Stored data:
+===+

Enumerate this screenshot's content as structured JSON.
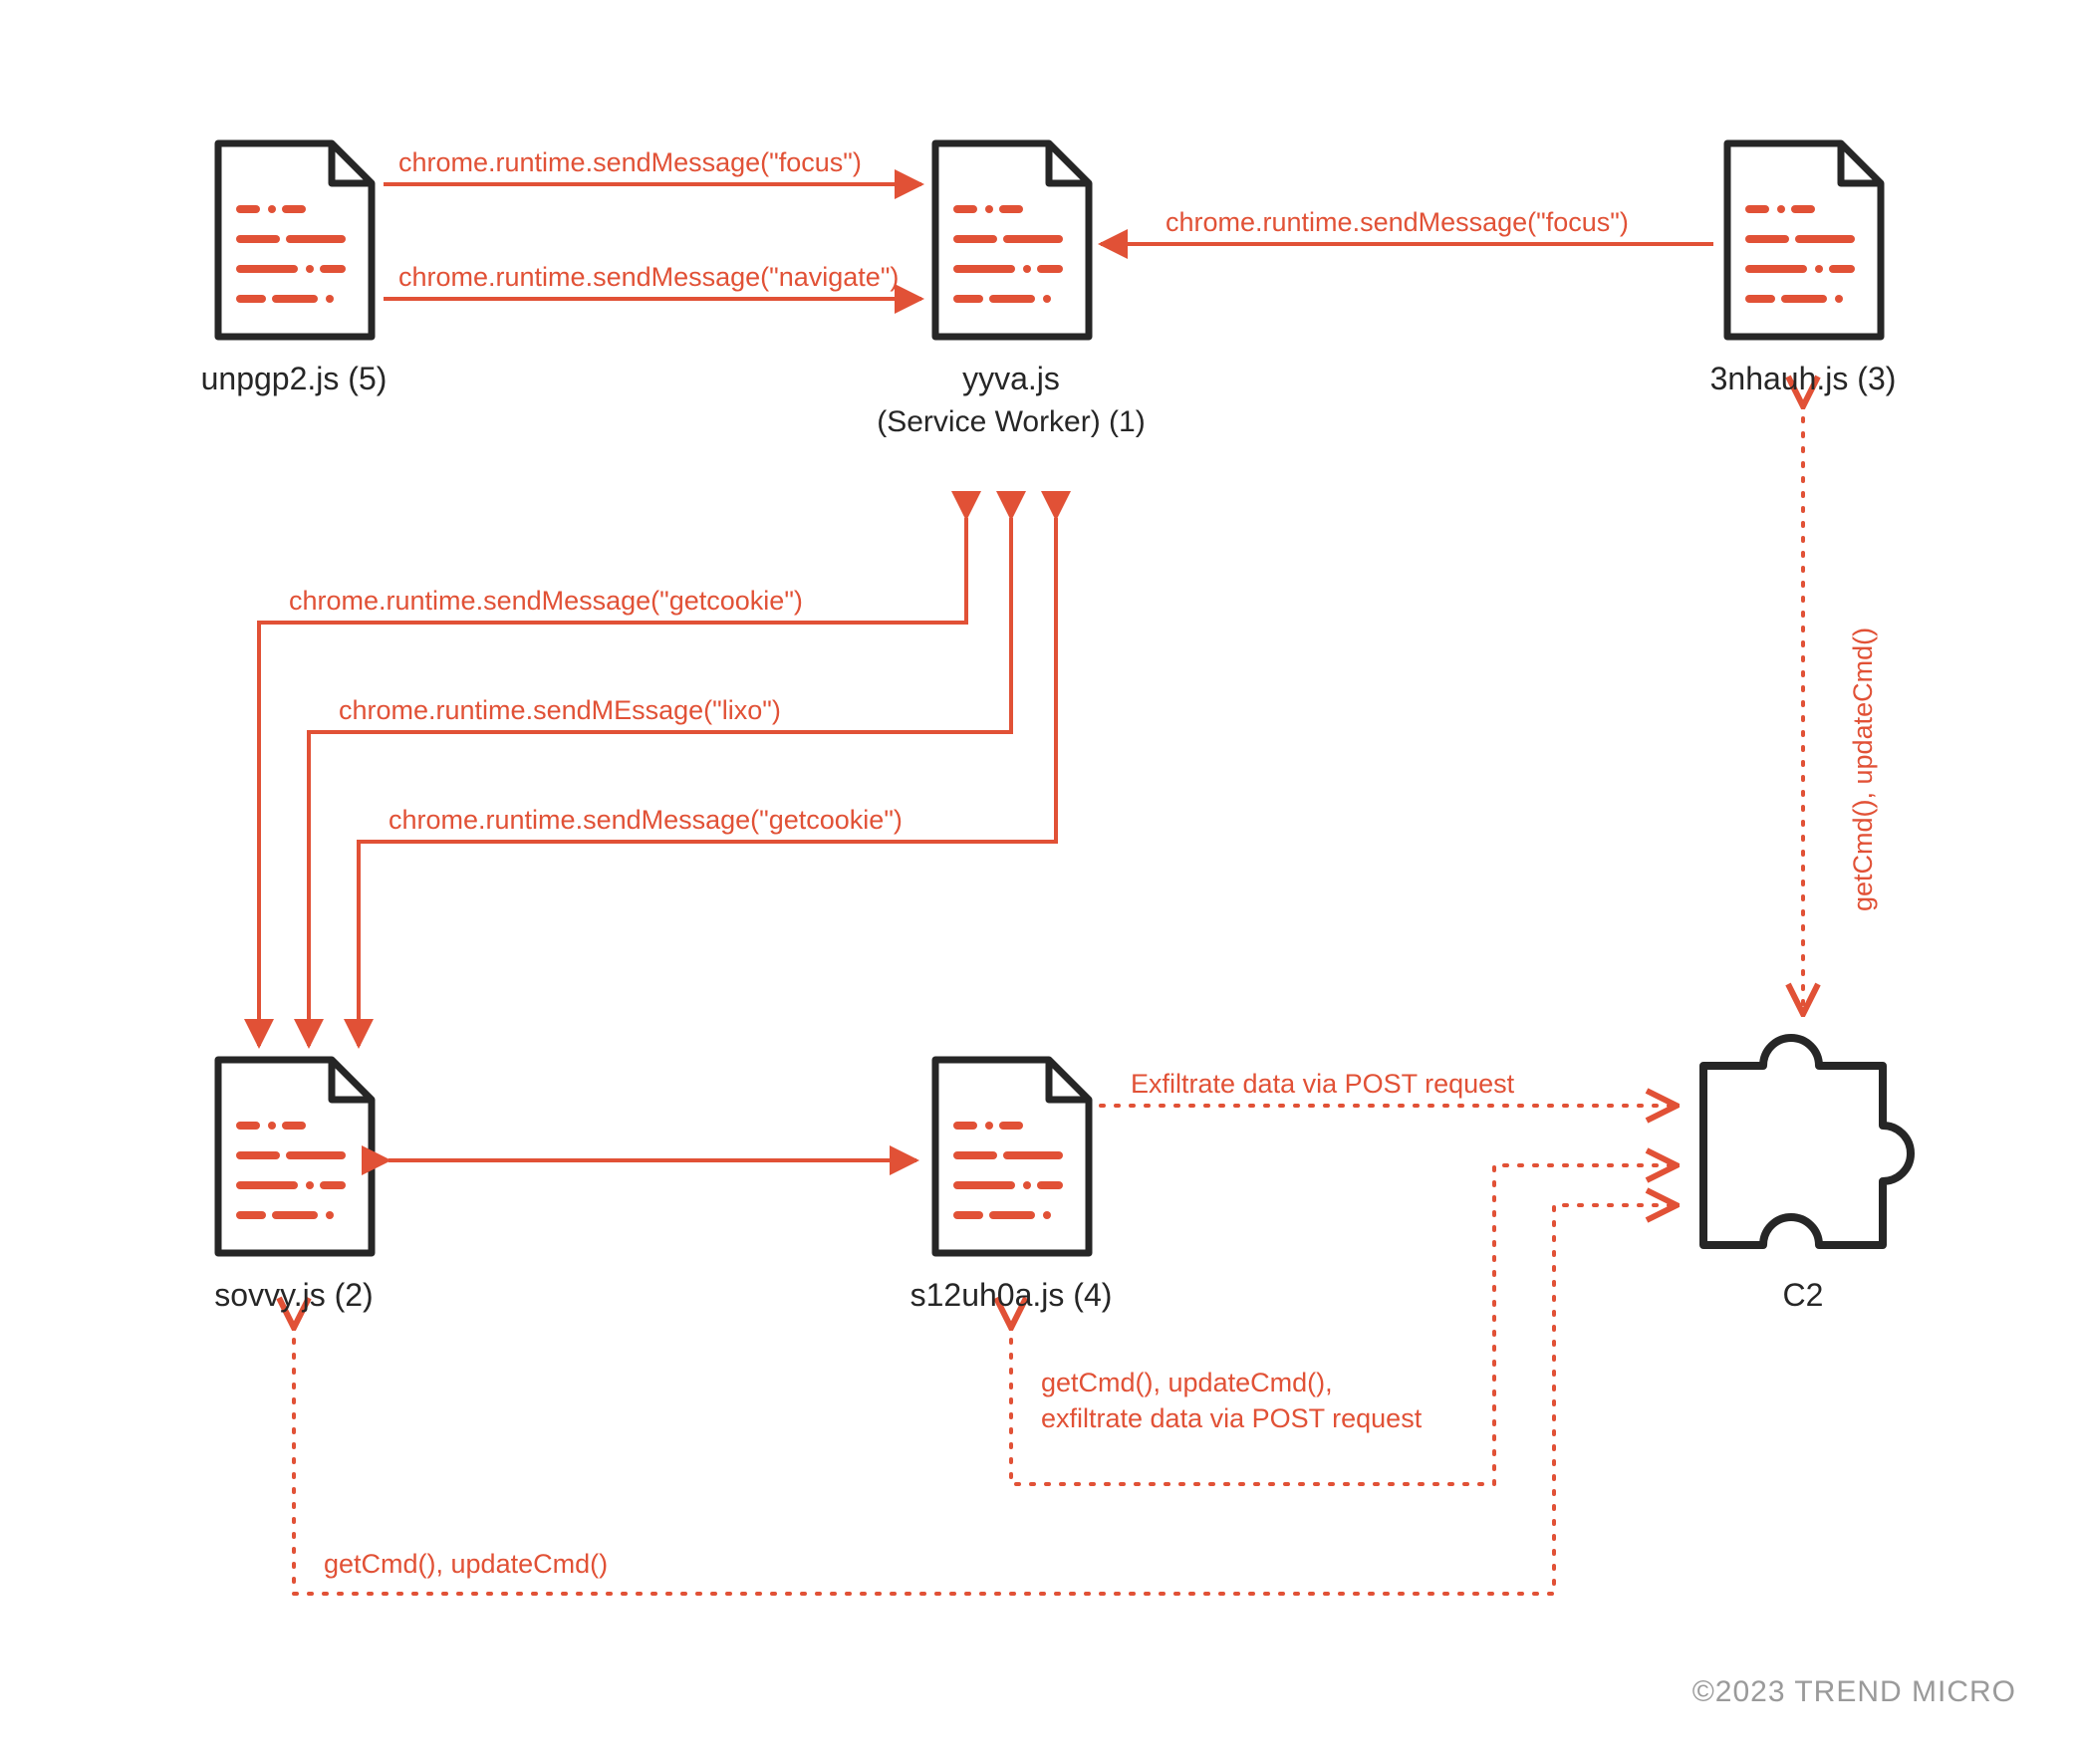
{
  "nodes": {
    "unpgp2": {
      "label": "unpgp2.js (5)"
    },
    "yyva": {
      "label": "yyva.js",
      "sub": "(Service Worker) (1)"
    },
    "nhauh": {
      "label": "3nhauh.js (3)"
    },
    "sovvy": {
      "label": "sovvy.js (2)"
    },
    "s12uh0a": {
      "label": "s12uh0a.js (4)"
    },
    "c2": {
      "label": "C2"
    }
  },
  "edges": {
    "focus1": "chrome.runtime.sendMessage(\"focus\")",
    "navigate": "chrome.runtime.sendMessage(\"navigate\")",
    "focus2": "chrome.runtime.sendMessage(\"focus\")",
    "getcookie1": "chrome.runtime.sendMessage(\"getcookie\")",
    "lixo": "chrome.runtime.sendMEssage(\"lixo\")",
    "getcookie2": "chrome.runtime.sendMessage(\"getcookie\")",
    "exfil": "Exfiltrate data via POST request",
    "s12_c2": "getCmd(), updateCmd(),\nexfiltrate data via POST request",
    "sovvy_c2": "getCmd(), updateCmd()",
    "nhauh_c2": "getCmd(), updateCmd()"
  },
  "copyright": "©2023 TREND MICRO"
}
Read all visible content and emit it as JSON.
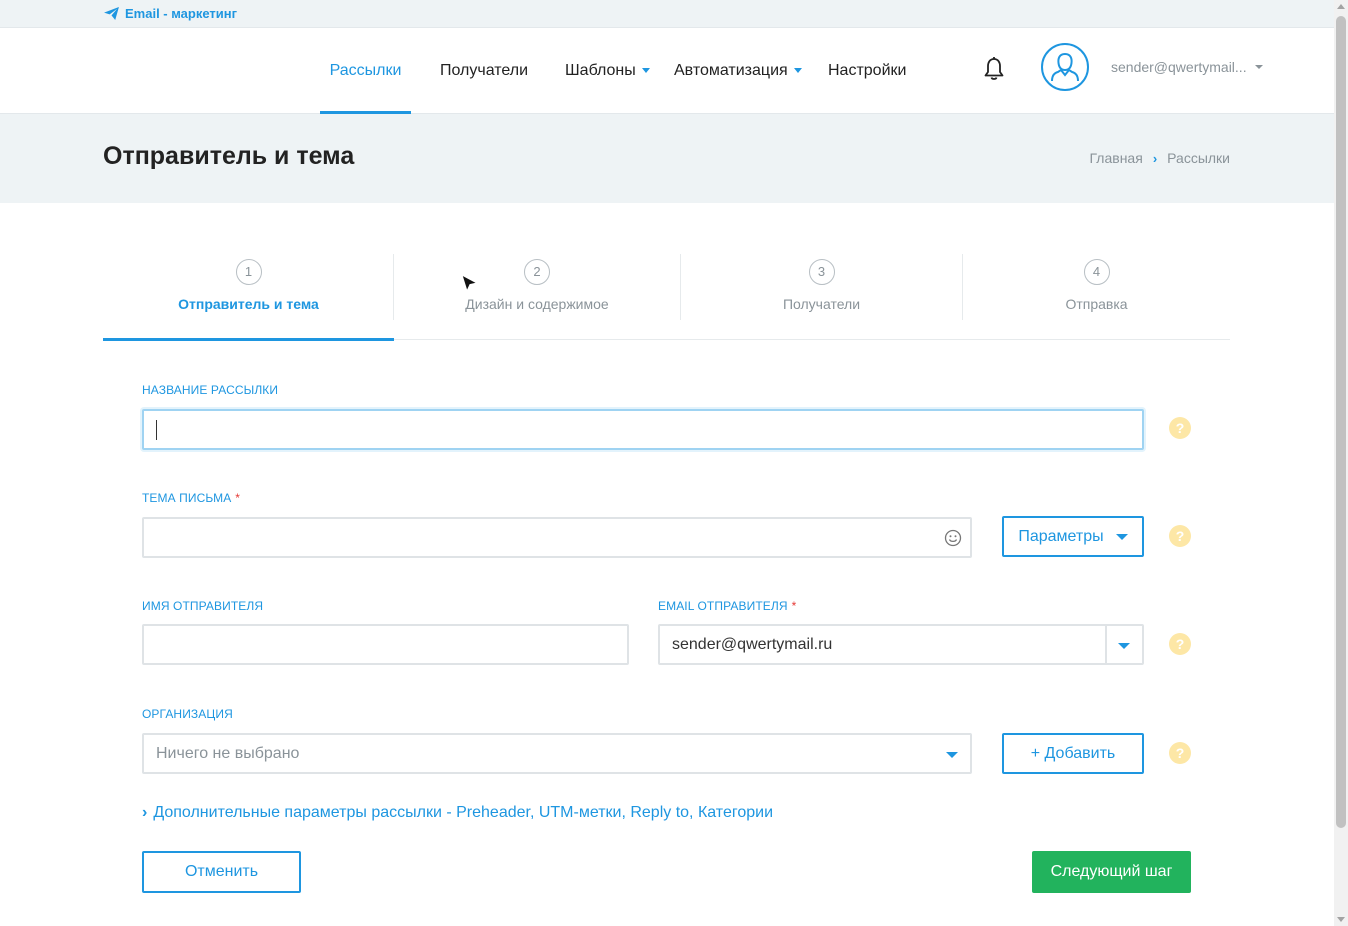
{
  "topbar": {
    "brand": "Email - маркетинг"
  },
  "nav": {
    "items": [
      {
        "label": "Рассылки",
        "active": true,
        "dropdown": false
      },
      {
        "label": "Получатели",
        "active": false,
        "dropdown": false
      },
      {
        "label": "Шаблоны",
        "active": false,
        "dropdown": true
      },
      {
        "label": "Автоматизация",
        "active": false,
        "dropdown": true
      },
      {
        "label": "Настройки",
        "active": false,
        "dropdown": false
      }
    ],
    "user_email": "sender@qwertymail..."
  },
  "header": {
    "title": "Отправитель и тема",
    "breadcrumb": [
      "Главная",
      "Рассылки"
    ]
  },
  "steps": [
    {
      "num": "1",
      "label": "Отправитель и тема",
      "active": true
    },
    {
      "num": "2",
      "label": "Дизайн и содержимое",
      "active": false
    },
    {
      "num": "3",
      "label": "Получатели",
      "active": false
    },
    {
      "num": "4",
      "label": "Отправка",
      "active": false
    }
  ],
  "form": {
    "campaign_name": {
      "label": "НАЗВАНИЕ РАССЫЛКИ",
      "value": ""
    },
    "subject": {
      "label": "ТЕМА ПИСЬМА",
      "required": "*",
      "value": "",
      "params_button": "Параметры"
    },
    "sender_name": {
      "label": "ИМЯ ОТПРАВИТЕЛЯ",
      "value": ""
    },
    "sender_email": {
      "label": "EMAIL ОТПРАВИТЕЛЯ",
      "required": "*",
      "value": "sender@qwertymail.ru"
    },
    "organization": {
      "label": "ОРГАНИЗАЦИЯ",
      "placeholder": "Ничего не выбрано",
      "add_button": "+ Добавить"
    },
    "help_glyph": "?",
    "extra_link": "Дополнительные параметры рассылки - Preheader, UTM-метки, Reply to, Категории"
  },
  "actions": {
    "cancel": "Отменить",
    "next": "Следующий шаг"
  },
  "colors": {
    "accent": "#1e96e0",
    "success": "#22b35d",
    "help": "#fde7a6",
    "required": "#e53935",
    "band": "#eef3f5"
  }
}
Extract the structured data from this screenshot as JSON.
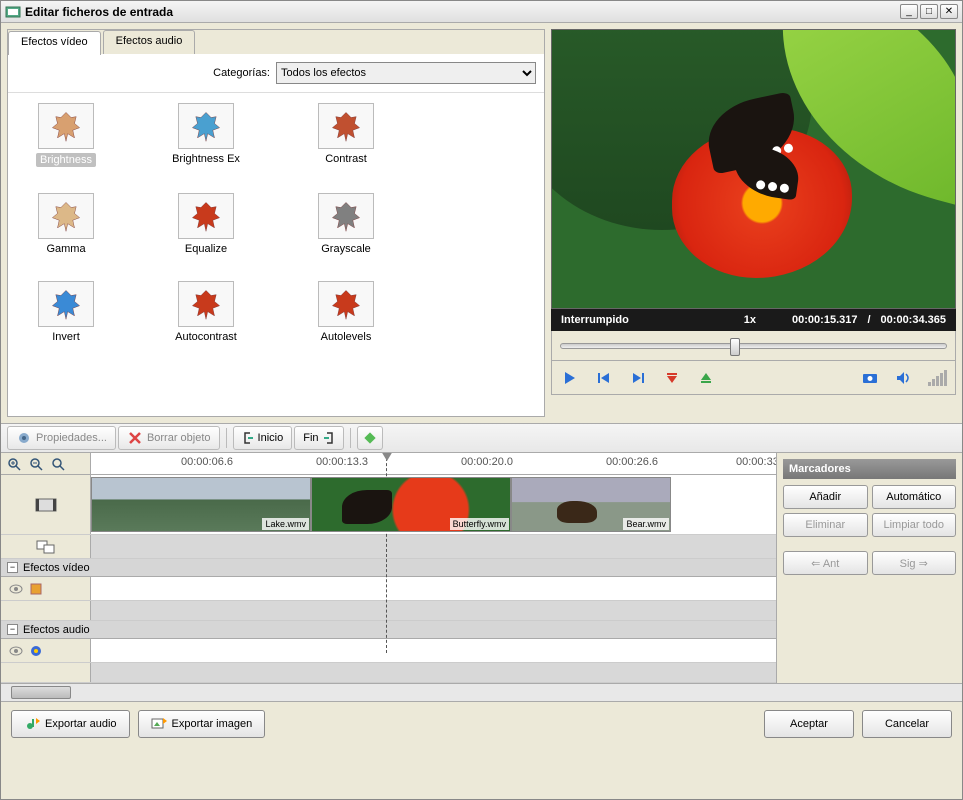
{
  "window": {
    "title": "Editar ficheros de entrada"
  },
  "tabs": {
    "video": "Efectos vídeo",
    "audio": "Efectos audio"
  },
  "categories": {
    "label": "Categorías:",
    "selected": "Todos los efectos"
  },
  "effects": [
    {
      "name": "Brightness",
      "selected": true,
      "tint": "#d8a070"
    },
    {
      "name": "Brightness Ex",
      "tint": "#4aa0d0"
    },
    {
      "name": "Contrast",
      "tint": "#c05030"
    },
    {
      "name": "Gamma",
      "tint": "#dcb888"
    },
    {
      "name": "Equalize",
      "tint": "#c83a1c"
    },
    {
      "name": "Grayscale",
      "tint": "#808080"
    },
    {
      "name": "Invert",
      "tint": "#3a8ad6"
    },
    {
      "name": "Autocontrast",
      "tint": "#c83a1c"
    },
    {
      "name": "Autolevels",
      "tint": "#c83a1c"
    }
  ],
  "preview": {
    "status": "Interrumpido",
    "speed": "1x",
    "current": "00:00:15.317",
    "total": "00:00:34.365",
    "sep": "/"
  },
  "toolbar": {
    "properties": "Propiedades...",
    "delete": "Borrar objeto",
    "start": "Inicio",
    "end": "Fin"
  },
  "timeline": {
    "ticks": [
      "00:00:06.6",
      "00:00:13.3",
      "00:00:20.0",
      "00:00:26.6",
      "00:00:33"
    ],
    "clips": [
      {
        "label": "Lake.wmv"
      },
      {
        "label": "Butterfly.wmv"
      },
      {
        "label": "Bear.wmv"
      }
    ],
    "sections": {
      "video": "Efectos vídeo",
      "audio": "Efectos audio"
    }
  },
  "markers": {
    "title": "Marcadores",
    "add": "Añadir",
    "auto": "Automático",
    "remove": "Eliminar",
    "clear": "Limpiar todo",
    "prev": "Ant",
    "next": "Sig"
  },
  "footer": {
    "export_audio": "Exportar audio",
    "export_image": "Exportar imagen",
    "accept": "Aceptar",
    "cancel": "Cancelar"
  }
}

+===+

- Instruction:
Lines of the material that contain the word "JSON" are to be gathered.

- Full response:
Enumerate this screenshot's content as structured JSON.
Read all visible content and emit it as JSON.
Extract the structured data from this screenshot as JSON.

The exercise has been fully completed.